EXERCISE DESCRIPTION — In your copy, leave out the pictures and repeat the entries below exactly.

----- PROVIDED MATERIAL

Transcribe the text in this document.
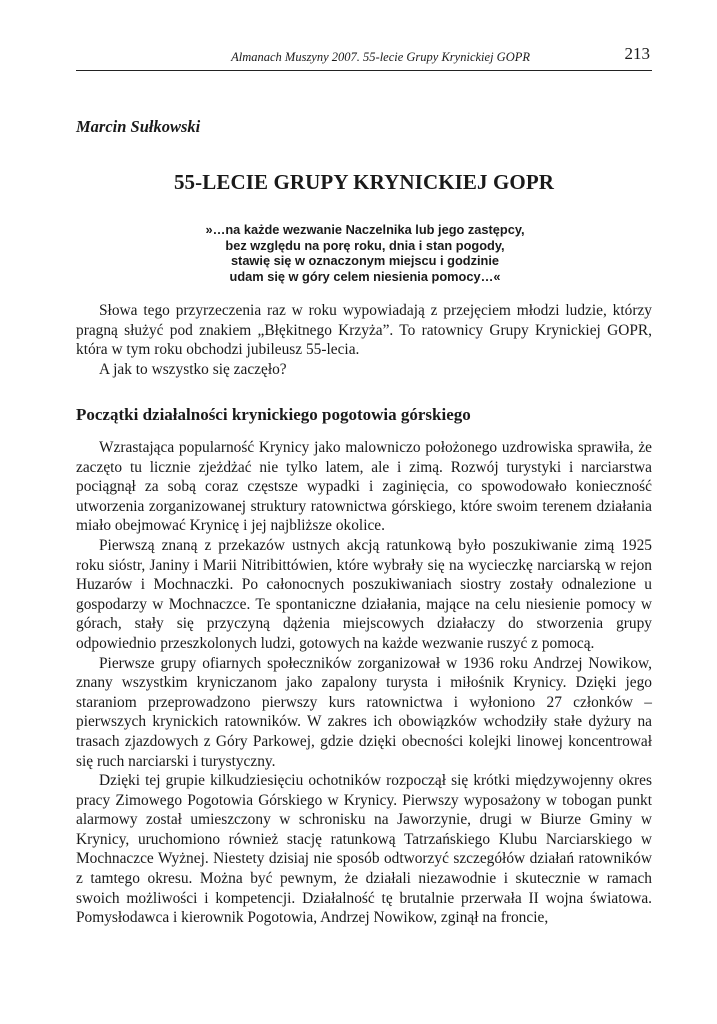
Almanach Muszyny 2007. 55-lecie Grupy Krynickiej GOPR	213
Marcin Sułkowski
55-LECIE GRUPY KRYNICKIEJ GOPR
»…na każde wezwanie Naczelnika lub jego zastępcy,
bez względu na porę roku, dnia i stan pogody,
stawię się w oznaczonym miejscu i godzinie
udam się w góry celem niesienia pomocy…«

Słowa tego przyrzeczenia raz w roku wypowiadają z przejęciem młodzi ludzie, którzy pragną służyć pod znakiem „Błękitnego Krzyża”. To ratownicy Grupy Krynickiej GOPR, która w tym roku obchodzi jubileusz 55-lecia.

A jak to wszystko się zaczęło?

Początki działalności krynickiego pogotowia górskiego

Wzrastająca popularność Krynicy jako malowniczo położonego uzdrowiska sprawiła, że zaczęto tu licznie zjeżdżać nie tylko latem, ale i zimą. Rozwój turystyki i narciarstwa pociągnął za sobą coraz częstsze wypadki i zaginięcia, co spowodowało konieczność utworzenia zorganizowanej struktury ratownictwa górskiego, które swoim terenem działania miało obejmować Krynicę i jej najbliższe okolice.

Pierwszą znaną z przekazów ustnych akcją ratunkową było poszukiwanie zimą 1925 roku sióstr, Janiny i Marii Nitribittówien, które wybrały się na wycieczkę narciarską w rejon Huzarów i Mochnaczki. Po całonocnych poszukiwaniach siostry zostały odnalezione u gospodarzy w Mochnaczce. Te spontaniczne działania, mające na celu niesienie pomocy w górach, stały się przyczyną dążenia miejscowych działaczy do stworzenia grupy odpowiednio przeszkolonych ludzi, gotowych na każde wezwanie ruszyć z pomocą.

Pierwsze grupy ofiarnych społeczników zorganizował w 1936 roku Andrzej Nowikow, znany wszystkim kryniczanom jako zapalony turysta i miłośnik Krynicy. Dzięki jego staraniom przeprowadzono pierwszy kurs ratownictwa i wyłoniono 27 członków – pierwszych krynickich ratowników. W zakres ich obowiązków wchodziły stałe dyżury na trasach zjazdowych z Góry Parkowej, gdzie dzięki obecności kolejki linowej koncentrował się ruch narciarski i turystyczny.

Dzięki tej grupie kilkudziesięciu ochotników rozpoczął się krótki międzywojenny okres pracy Zimowego Pogotowia Górskiego w Krynicy. Pierwszy wyposażony w tobogan punkt alarmowy został umieszczony w schronisku na Jaworzynie, drugi w Biurze Gminy w Krynicy, uruchomiono również stację ratunkową Tatrzańskiego Klubu Narciarskiego w Mochnaczce Wyżnej. Niestety dzisiaj nie sposób odtworzyć szczegółów działań ratowników z tamtego okresu. Można być pewnym, że działali niezawodnie i skutecznie w ramach swoich możliwości i kompetencji. Działalność tę brutalnie przerwała II wojna światowa. Pomysłodawca i kierownik Pogotowia, Andrzej Nowikow, zginął na froncie,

----------

SOLVED EXERCISE —
Transcribe the text in this document.
Almanach Muszyny 2007. 55-lecie Grupy Krynickiej GOPR	213
Marcin Sułkowski
55-LECIE GRUPY KRYNICKIEJ GOPR
»…na każde wezwanie Naczelnika lub jego zastępcy,
bez względu na porę roku, dnia i stan pogody,
stawię się w oznaczonym miejscu i godzinie
udam się w góry celem niesienia pomocy…«

Słowa tego przyrzeczenia raz w roku wypowiadają z przejęciem młodzi ludzie, którzy pragną służyć pod znakiem „Błękitnego Krzyża”. To ratownicy Grupy Krynickiej GOPR, która w tym roku obchodzi jubileusz 55-lecia.

A jak to wszystko się zaczęło?

Początki działalności krynickiego pogotowia górskiego

Wzrastająca popularność Krynicy jako malowniczo położonego uzdrowiska sprawiła, że zaczęto tu licznie zjeżdżać nie tylko latem, ale i zimą. Rozwój turystyki i narciarstwa pociągnął za sobą coraz częstsze wypadki i zaginięcia, co spowodowało konieczność utworzenia zorganizowanej struktury ratownictwa górskiego, które swoim terenem działania miało obejmować Krynicę i jej najbliższe okolice.

Pierwszą znaną z przekazów ustnych akcją ratunkową było poszukiwanie zimą 1925 roku sióstr, Janiny i Marii Nitribittówien, które wybrały się na wycieczkę narciarską w rejon Huzarów i Mochnaczki. Po całonocnych poszukiwaniach siostry zostały odnalezione u gospodarzy w Mochnaczce. Te spontaniczne działania, mające na celu niesienie pomocy w górach, stały się przyczyną dążenia miejscowych działaczy do stworzenia grupy odpowiednio przeszkolonych ludzi, gotowych na każde wezwanie ruszyć z pomocą.

Pierwsze grupy ofiarnych społeczników zorganizował w 1936 roku Andrzej Nowikow, znany wszystkim kryniczanom jako zapalony turysta i miłośnik Krynicy. Dzięki jego staraniom przeprowadzono pierwszy kurs ratownictwa i wyłoniono 27 członków – pierwszych krynickich ratowników. W zakres ich obowiązków wchodziły stałe dyżury na trasach zjazdowych z Góry Parkowej, gdzie dzięki obecności kolejki linowej koncentrował się ruch narciarski i turystyczny.

Dzięki tej grupie kilkudziesięciu ochotników rozpoczął się krótki międzywojenny okres pracy Zimowego Pogotowia Górskiego w Krynicy. Pierwszy wyposażony w tobogan punkt alarmowy został umieszczony w schronisku na Jaworzynie, drugi w Biurze Gminy w Krynicy, uruchomiono również stację ratunkową Tatrzańskiego Klubu Narciarskiego w Mochnaczce Wyżnej. Niestety dzisiaj nie sposób odtworzyć szczegółów działań ratowników z tamtego okresu. Można być pewnym, że działali niezawodnie i skutecznie w ramach swoich możliwości i kompetencji. Działalność tę brutalnie przerwała II wojna światowa. Pomysłodawca i kierownik Pogotowia, Andrzej Nowikow, zginął na froncie,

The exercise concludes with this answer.